# Stated goal
Hunt for the word "type" across the entries below, copying each line that holds it.

--- start of Provided entries ---

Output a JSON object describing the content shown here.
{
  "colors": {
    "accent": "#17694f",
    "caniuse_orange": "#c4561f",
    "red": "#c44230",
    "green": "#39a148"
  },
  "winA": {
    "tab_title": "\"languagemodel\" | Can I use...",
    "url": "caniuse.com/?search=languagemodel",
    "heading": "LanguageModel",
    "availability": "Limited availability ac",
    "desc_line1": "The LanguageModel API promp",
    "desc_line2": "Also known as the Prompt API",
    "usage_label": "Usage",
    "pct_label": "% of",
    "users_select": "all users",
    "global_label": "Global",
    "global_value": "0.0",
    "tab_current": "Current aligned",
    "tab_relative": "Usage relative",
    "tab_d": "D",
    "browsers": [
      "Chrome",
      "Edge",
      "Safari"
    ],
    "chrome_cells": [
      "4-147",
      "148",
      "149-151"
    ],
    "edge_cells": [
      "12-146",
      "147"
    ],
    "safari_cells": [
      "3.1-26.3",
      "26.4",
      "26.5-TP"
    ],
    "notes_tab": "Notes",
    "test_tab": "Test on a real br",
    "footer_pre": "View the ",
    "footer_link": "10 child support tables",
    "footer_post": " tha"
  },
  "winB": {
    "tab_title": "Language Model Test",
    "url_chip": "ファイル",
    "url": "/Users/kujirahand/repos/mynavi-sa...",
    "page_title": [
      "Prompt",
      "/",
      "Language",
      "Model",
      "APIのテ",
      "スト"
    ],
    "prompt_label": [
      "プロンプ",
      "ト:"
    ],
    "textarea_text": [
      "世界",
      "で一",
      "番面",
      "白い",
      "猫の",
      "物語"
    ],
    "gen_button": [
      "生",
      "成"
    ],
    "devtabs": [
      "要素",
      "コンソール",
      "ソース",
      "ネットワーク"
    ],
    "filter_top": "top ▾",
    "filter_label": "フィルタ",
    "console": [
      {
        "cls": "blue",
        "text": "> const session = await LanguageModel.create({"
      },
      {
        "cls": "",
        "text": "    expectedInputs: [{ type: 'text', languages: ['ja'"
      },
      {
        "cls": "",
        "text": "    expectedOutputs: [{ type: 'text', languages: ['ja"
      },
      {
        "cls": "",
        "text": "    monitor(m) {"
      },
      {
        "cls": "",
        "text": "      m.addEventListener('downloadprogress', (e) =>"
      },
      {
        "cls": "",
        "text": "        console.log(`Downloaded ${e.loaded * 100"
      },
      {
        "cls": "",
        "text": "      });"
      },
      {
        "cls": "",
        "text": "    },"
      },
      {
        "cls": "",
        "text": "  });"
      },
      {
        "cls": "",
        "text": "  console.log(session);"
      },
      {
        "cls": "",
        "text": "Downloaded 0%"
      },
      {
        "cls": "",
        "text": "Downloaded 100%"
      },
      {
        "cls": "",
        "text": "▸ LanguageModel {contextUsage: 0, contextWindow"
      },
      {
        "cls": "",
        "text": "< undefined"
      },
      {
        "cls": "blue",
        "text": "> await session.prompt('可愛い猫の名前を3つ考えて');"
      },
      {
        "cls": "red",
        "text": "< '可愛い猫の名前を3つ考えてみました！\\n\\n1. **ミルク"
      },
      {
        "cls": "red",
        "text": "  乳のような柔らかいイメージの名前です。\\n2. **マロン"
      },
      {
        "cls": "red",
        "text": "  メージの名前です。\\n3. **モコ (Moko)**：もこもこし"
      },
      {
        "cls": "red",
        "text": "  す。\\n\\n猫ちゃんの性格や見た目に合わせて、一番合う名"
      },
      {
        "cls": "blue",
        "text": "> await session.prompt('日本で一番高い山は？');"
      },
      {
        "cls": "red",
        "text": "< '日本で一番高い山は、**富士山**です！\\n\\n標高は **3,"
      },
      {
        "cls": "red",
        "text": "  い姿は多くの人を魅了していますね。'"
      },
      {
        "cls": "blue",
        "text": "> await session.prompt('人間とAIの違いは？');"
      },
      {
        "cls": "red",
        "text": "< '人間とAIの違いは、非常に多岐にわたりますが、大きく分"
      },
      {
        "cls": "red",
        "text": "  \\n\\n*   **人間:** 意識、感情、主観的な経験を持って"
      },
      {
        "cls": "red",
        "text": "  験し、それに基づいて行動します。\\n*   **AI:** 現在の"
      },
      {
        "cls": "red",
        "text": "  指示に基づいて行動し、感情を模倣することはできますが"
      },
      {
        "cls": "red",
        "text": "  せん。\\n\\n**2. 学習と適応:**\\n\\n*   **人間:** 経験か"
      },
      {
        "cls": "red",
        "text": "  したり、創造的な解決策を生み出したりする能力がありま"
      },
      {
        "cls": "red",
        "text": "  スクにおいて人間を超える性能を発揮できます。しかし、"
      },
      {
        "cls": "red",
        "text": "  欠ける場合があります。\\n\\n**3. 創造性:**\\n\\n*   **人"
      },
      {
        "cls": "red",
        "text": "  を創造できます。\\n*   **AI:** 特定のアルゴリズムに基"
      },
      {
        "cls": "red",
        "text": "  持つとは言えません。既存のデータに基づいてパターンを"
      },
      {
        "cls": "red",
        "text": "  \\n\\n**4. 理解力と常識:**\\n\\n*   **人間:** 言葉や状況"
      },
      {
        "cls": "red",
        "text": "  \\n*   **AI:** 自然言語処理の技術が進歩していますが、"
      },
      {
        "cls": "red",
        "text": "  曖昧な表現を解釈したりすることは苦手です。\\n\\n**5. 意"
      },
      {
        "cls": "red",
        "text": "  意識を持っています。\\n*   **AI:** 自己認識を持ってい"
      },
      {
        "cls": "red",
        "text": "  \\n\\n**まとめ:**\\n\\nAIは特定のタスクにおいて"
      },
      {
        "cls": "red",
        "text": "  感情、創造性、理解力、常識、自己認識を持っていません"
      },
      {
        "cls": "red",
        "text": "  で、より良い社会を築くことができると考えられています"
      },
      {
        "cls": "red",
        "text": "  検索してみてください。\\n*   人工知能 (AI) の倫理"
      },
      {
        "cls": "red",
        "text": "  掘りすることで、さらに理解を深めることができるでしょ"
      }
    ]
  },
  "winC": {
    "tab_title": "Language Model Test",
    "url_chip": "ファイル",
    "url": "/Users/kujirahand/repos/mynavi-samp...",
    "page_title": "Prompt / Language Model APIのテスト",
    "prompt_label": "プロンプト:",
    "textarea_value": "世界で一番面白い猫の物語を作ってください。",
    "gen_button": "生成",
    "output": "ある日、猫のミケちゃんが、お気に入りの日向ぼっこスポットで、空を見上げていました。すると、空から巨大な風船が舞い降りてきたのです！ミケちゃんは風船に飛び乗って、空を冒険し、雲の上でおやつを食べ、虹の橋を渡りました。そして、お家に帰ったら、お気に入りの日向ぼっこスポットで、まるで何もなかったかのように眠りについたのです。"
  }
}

--- end of Provided entries ---

# The response
        "text": "    expectedInputs: [{ type: 'text', languages: ['ja'"
        "text": "    expectedOutputs: [{ type: 'text', languages: ['ja"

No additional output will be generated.